■ **What you should do**
Please print the data below word for word, starting at its first line and ending at the line that contains "Text: Temporal [38]: Temporal", including both of those lines.
:: Data for processing
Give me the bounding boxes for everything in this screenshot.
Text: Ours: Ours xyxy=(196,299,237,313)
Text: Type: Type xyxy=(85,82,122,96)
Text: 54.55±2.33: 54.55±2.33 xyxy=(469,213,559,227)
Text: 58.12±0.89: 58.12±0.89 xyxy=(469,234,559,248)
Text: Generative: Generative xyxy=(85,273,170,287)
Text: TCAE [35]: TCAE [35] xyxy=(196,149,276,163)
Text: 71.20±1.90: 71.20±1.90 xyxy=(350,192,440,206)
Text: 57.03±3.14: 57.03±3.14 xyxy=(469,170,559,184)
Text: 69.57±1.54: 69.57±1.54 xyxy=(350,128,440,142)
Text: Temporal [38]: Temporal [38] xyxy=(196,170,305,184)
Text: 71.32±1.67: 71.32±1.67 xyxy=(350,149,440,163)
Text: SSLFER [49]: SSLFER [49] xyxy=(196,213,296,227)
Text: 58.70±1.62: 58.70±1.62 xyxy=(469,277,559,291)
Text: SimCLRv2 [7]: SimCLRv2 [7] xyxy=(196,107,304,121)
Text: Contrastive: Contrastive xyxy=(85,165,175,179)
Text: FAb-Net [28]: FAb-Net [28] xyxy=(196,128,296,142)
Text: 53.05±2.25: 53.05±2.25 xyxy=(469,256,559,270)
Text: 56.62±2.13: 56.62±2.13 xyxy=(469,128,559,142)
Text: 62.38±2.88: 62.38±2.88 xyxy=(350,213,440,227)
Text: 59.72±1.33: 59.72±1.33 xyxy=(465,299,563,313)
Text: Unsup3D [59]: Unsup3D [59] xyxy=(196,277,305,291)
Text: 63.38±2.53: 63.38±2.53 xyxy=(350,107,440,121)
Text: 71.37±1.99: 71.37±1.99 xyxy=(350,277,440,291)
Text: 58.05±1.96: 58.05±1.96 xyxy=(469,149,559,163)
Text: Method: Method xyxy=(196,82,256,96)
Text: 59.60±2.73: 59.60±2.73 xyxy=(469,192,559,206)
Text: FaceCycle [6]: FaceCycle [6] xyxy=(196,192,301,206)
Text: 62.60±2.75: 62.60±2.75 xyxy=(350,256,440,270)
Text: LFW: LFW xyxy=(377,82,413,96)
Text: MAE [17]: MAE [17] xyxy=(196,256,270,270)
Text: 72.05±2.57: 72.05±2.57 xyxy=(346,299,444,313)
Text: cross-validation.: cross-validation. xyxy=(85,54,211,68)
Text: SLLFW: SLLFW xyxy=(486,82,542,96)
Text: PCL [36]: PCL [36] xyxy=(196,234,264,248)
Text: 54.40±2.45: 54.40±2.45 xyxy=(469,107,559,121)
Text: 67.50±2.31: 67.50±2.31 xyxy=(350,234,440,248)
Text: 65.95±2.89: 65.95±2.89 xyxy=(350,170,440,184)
::::
■ **Exercise output**
Give me the bounding boxes for everything in this screenshot.
Text: Ours: Ours xyxy=(196,299,237,313)
Text: Type: Type xyxy=(85,82,122,96)
Text: 54.55±2.33: 54.55±2.33 xyxy=(469,213,559,227)
Text: 58.12±0.89: 58.12±0.89 xyxy=(469,234,559,248)
Text: Generative: Generative xyxy=(85,273,170,287)
Text: TCAE [35]: TCAE [35] xyxy=(196,149,276,163)
Text: 71.20±1.90: 71.20±1.90 xyxy=(350,192,440,206)
Text: 57.03±3.14: 57.03±3.14 xyxy=(469,170,559,184)
Text: 69.57±1.54: 69.57±1.54 xyxy=(350,128,440,142)
Text: Temporal [38]: Temporal [38] xyxy=(196,170,305,184)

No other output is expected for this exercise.